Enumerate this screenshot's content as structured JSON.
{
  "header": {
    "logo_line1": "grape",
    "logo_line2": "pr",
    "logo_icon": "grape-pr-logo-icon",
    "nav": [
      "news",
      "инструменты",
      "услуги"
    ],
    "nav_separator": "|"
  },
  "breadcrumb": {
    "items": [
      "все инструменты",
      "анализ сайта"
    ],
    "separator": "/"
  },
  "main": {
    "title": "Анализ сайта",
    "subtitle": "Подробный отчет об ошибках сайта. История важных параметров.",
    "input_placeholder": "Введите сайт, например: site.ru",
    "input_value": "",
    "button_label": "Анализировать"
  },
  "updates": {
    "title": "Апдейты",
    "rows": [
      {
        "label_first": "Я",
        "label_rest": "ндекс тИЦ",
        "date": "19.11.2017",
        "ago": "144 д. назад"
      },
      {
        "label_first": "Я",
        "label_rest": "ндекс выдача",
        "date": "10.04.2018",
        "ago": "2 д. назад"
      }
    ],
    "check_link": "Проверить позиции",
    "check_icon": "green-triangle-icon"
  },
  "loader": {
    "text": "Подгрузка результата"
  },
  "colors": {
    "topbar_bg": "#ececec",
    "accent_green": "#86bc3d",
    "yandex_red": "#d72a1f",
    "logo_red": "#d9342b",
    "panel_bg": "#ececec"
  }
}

======

Go through the records and print each one exactly.

■ **Result of the task**:
Enumerate this screenshot's content as structured JSON.
{
  "header": {
    "logo_line1": "grape",
    "logo_line2": "pr",
    "logo_icon": "grape-pr-logo-icon",
    "nav": [
      "news",
      "инструменты",
      "услуги"
    ],
    "nav_separator": "|"
  },
  "breadcrumb": {
    "items": [
      "все инструменты",
      "анализ сайта"
    ],
    "separator": "/"
  },
  "main": {
    "title": "Анализ сайта",
    "subtitle": "Подробный отчет об ошибках сайта. История важных параметров.",
    "input_placeholder": "Введите сайт, например: site.ru",
    "input_value": "",
    "button_label": "Анализировать"
  },
  "updates": {
    "title": "Апдейты",
    "rows": [
      {
        "label_first": "Я",
        "label_rest": "ндекс тИЦ",
        "date": "19.11.2017",
        "ago": "144 д. назад"
      },
      {
        "label_first": "Я",
        "label_rest": "ндекс выдача",
        "date": "10.04.2018",
        "ago": "2 д. назад"
      }
    ],
    "check_link": "Проверить позиции",
    "check_icon": "green-triangle-icon"
  },
  "loader": {
    "text": "Подгрузка результата"
  },
  "colors": {
    "topbar_bg": "#ececec",
    "accent_green": "#86bc3d",
    "yandex_red": "#d72a1f",
    "logo_red": "#d9342b",
    "panel_bg": "#ececec"
  }
}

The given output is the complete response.